State how many lines in the records contain the string "entry", matching case exactly. Reply with the number alone.

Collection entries

▶

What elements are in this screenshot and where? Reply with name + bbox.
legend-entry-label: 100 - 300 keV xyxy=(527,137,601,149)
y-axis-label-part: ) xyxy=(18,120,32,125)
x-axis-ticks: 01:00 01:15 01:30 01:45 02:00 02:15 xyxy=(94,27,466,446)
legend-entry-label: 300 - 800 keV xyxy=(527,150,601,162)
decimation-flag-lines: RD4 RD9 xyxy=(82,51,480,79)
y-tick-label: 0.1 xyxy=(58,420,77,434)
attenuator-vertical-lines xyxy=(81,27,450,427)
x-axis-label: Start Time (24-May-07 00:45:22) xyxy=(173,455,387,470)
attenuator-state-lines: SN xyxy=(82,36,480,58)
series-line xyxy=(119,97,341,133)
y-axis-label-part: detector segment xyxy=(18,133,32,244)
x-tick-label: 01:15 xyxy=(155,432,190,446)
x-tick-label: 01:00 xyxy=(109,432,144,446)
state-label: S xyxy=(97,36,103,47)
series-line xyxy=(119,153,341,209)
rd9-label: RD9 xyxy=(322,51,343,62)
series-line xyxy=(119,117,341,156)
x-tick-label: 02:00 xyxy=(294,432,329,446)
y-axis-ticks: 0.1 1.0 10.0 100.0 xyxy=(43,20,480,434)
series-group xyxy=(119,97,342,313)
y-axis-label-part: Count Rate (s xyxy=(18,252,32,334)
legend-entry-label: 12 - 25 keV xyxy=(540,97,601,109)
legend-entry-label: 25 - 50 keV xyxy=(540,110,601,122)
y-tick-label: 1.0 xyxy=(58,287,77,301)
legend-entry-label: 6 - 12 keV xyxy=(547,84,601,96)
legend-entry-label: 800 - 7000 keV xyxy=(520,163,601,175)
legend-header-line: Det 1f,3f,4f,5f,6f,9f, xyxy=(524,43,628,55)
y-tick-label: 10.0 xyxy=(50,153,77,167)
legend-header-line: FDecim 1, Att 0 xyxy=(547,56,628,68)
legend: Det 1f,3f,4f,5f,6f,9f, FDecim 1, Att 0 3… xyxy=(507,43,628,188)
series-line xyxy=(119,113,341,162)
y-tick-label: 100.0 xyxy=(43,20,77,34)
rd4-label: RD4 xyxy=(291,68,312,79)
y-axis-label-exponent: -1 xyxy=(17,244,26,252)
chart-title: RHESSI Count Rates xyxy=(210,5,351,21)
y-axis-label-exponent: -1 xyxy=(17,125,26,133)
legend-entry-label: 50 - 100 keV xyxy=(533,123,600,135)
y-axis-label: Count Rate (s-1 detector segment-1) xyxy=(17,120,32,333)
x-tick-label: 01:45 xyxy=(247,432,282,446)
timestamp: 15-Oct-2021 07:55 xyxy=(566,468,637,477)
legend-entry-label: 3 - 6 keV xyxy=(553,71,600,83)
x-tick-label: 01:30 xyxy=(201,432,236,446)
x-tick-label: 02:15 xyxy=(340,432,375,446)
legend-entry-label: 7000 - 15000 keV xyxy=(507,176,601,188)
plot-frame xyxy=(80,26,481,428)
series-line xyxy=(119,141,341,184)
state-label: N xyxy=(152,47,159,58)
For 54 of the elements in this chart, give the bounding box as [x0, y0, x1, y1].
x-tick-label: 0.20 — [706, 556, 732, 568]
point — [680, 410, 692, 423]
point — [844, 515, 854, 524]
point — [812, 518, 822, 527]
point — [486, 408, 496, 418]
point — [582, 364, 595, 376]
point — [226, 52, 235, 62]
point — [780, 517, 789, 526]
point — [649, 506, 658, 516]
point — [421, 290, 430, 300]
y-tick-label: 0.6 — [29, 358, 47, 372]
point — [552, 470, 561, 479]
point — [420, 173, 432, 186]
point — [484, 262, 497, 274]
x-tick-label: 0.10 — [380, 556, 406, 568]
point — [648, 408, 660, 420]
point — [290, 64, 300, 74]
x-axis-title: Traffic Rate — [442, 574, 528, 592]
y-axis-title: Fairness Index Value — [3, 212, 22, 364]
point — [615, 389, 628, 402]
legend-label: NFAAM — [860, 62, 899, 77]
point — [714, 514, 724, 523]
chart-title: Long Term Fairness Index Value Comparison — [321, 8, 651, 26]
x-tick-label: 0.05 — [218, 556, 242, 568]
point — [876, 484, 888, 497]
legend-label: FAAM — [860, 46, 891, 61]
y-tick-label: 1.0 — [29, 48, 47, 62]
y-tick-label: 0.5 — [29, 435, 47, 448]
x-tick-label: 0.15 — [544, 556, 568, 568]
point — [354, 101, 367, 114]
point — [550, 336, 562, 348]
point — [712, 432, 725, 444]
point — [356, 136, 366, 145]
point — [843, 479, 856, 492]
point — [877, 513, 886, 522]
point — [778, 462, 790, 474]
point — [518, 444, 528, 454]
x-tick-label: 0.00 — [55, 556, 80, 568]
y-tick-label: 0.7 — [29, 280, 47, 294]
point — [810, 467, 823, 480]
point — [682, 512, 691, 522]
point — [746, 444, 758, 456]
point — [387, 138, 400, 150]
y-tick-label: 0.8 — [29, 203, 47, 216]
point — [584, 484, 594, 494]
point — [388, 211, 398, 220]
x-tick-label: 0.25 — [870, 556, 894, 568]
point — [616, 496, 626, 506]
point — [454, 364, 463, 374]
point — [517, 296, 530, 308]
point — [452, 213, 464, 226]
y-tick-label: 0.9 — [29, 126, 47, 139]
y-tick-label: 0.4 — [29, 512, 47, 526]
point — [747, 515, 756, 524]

◀

▸ COMPLETED TASK:
9